THE REQUEST -> Repeat the material below exactly, line for line.

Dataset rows
^^^^^^^^
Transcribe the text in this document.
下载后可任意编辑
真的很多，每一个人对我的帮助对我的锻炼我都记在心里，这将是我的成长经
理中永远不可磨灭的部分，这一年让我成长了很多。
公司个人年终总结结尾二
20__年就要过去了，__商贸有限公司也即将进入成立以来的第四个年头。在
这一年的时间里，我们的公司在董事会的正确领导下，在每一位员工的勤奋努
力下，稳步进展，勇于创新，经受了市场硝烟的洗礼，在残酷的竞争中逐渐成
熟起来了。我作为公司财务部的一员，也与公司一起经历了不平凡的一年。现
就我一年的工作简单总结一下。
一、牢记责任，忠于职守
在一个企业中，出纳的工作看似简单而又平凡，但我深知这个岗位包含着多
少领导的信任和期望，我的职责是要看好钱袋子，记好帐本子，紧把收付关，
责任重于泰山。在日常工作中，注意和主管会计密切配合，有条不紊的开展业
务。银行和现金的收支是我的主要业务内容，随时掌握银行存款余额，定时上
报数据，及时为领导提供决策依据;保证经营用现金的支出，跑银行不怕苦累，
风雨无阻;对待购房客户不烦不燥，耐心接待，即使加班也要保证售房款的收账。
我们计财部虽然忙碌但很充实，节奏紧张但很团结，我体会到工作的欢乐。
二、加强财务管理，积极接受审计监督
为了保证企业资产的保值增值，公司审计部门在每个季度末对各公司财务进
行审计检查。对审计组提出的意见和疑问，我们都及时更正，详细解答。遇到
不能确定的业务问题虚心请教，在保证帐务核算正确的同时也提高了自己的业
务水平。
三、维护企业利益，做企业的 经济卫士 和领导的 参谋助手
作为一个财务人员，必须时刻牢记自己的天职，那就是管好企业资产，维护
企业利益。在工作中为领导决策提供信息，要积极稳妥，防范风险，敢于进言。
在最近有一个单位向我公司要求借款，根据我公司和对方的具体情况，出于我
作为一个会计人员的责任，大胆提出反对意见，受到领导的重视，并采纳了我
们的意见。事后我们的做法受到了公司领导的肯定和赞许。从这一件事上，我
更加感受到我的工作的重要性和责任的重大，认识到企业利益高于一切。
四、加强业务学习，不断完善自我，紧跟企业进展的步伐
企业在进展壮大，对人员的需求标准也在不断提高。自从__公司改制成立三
^^^^^^^^
RESPONSE FOR THIS EXERCISE ->
Transcribe the text in this document.
下载后可任意编辑
真的很多，每一个人对我的帮助对我的锻炼我都记在心里，这将是我的成长经
理中永远不可磨灭的部分，这一年让我成长了很多。
公司个人年终总结结尾二
20__年就要过去了，__商贸有限公司也即将进入成立以来的第四个年头。在
这一年的时间里，我们的公司在董事会的正确领导下，在每一位员工的勤奋努
力下，稳步进展，勇于创新，经受了市场硝烟的洗礼，在残酷的竞争中逐渐成
熟起来了。我作为公司财务部的一员，也与公司一起经历了不平凡的一年。现
就我一年的工作简单总结一下。
一、牢记责任，忠于职守
在一个企业中，出纳的工作看似简单而又平凡，但我深知这个岗位包含着多
少领导的信任和期望，我的职责是要看好钱袋子，记好帐本子，紧把收付关，
责任重于泰山。在日常工作中，注意和主管会计密切配合，有条不紊的开展业
务。银行和现金的收支是我的主要业务内容，随时掌握银行存款余额，定时上
报数据，及时为领导提供决策依据;保证经营用现金的支出，跑银行不怕苦累，
风雨无阻;对待购房客户不烦不燥，耐心接待，即使加班也要保证售房款的收账。
我们计财部虽然忙碌但很充实，节奏紧张但很团结，我体会到工作的欢乐。
二、加强财务管理，积极接受审计监督
为了保证企业资产的保值增值，公司审计部门在每个季度末对各公司财务进
行审计检查。对审计组提出的意见和疑问，我们都及时更正，详细解答。遇到
不能确定的业务问题虚心请教，在保证帐务核算正确的同时也提高了自己的业
务水平。
三、维护企业利益，做企业的 经济卫士 和领导的 参谋助手
作为一个财务人员，必须时刻牢记自己的天职，那就是管好企业资产，维护
企业利益。在工作中为领导决策提供信息，要积极稳妥，防范风险，敢于进言。
在最近有一个单位向我公司要求借款，根据我公司和对方的具体情况，出于我
作为一个会计人员的责任，大胆提出反对意见，受到领导的重视，并采纳了我
们的意见。事后我们的做法受到了公司领导的肯定和赞许。从这一件事上，我
更加感受到我的工作的重要性和责任的重大，认识到企业利益高于一切。
四、加强业务学习，不断完善自我，紧跟企业进展的步伐
企业在进展壮大，对人员的需求标准也在不断提高。自从__公司改制成立三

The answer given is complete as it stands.